Your objective - Find every line in the records that holds the string "this". Copy each one.

Material for the task -

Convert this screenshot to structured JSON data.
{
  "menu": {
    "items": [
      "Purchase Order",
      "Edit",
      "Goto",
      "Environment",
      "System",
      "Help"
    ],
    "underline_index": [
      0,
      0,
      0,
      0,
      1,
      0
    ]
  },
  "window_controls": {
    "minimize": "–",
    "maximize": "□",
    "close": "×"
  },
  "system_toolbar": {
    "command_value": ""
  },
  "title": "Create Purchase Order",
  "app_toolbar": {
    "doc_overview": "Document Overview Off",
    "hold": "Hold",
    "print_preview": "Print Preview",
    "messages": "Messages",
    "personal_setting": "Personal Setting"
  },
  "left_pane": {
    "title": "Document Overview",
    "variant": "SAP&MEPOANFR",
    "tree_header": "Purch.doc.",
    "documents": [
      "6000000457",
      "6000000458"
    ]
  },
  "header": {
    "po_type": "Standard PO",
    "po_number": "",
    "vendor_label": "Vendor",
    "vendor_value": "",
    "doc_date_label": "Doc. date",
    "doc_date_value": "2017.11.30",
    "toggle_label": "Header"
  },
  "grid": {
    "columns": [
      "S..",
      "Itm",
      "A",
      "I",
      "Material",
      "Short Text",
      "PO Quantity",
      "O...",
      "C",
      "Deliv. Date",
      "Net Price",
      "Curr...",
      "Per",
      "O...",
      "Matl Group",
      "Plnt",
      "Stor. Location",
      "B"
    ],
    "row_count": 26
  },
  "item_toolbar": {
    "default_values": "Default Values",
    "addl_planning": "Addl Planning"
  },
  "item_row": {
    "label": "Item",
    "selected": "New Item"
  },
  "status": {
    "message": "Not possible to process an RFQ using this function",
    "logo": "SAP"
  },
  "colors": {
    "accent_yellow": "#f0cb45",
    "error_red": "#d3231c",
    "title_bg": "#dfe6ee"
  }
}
* * *
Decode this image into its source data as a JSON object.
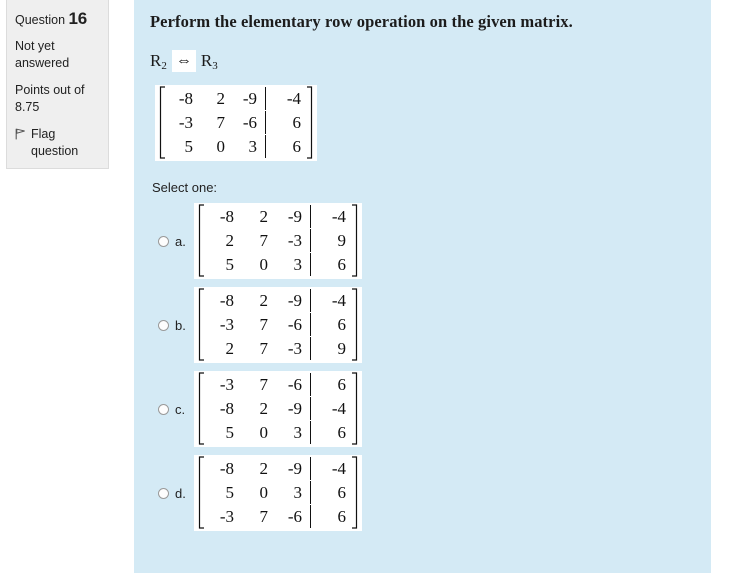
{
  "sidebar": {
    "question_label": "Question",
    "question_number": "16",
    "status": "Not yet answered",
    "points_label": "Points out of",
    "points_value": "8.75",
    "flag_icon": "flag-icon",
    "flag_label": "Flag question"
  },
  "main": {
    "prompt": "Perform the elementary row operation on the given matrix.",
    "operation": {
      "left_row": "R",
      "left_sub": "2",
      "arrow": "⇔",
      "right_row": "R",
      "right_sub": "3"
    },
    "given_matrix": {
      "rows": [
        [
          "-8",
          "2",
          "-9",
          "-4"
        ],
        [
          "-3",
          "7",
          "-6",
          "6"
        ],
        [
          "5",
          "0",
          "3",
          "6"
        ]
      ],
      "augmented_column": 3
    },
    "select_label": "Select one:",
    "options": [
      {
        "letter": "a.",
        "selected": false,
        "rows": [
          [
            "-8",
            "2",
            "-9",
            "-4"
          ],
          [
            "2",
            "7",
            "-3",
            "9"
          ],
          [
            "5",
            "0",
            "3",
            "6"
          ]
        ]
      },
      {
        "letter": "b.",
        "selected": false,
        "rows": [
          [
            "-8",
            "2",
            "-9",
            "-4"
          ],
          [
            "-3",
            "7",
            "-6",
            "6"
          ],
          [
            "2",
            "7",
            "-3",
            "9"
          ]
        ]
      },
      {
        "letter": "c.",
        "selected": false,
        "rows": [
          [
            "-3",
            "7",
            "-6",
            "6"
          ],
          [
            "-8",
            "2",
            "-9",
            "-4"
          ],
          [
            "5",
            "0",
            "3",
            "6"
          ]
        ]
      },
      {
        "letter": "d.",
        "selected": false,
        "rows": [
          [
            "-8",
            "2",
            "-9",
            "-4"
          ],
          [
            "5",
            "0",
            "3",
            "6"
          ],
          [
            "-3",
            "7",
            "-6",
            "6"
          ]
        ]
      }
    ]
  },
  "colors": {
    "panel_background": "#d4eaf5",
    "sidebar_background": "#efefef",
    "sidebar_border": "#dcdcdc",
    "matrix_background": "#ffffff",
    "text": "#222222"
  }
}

Written solution -
Convert this screenshot to structured JSON data.
    "message": "Not possible to process an RFQ using this function",
Decode this image into its source data as a JSON object.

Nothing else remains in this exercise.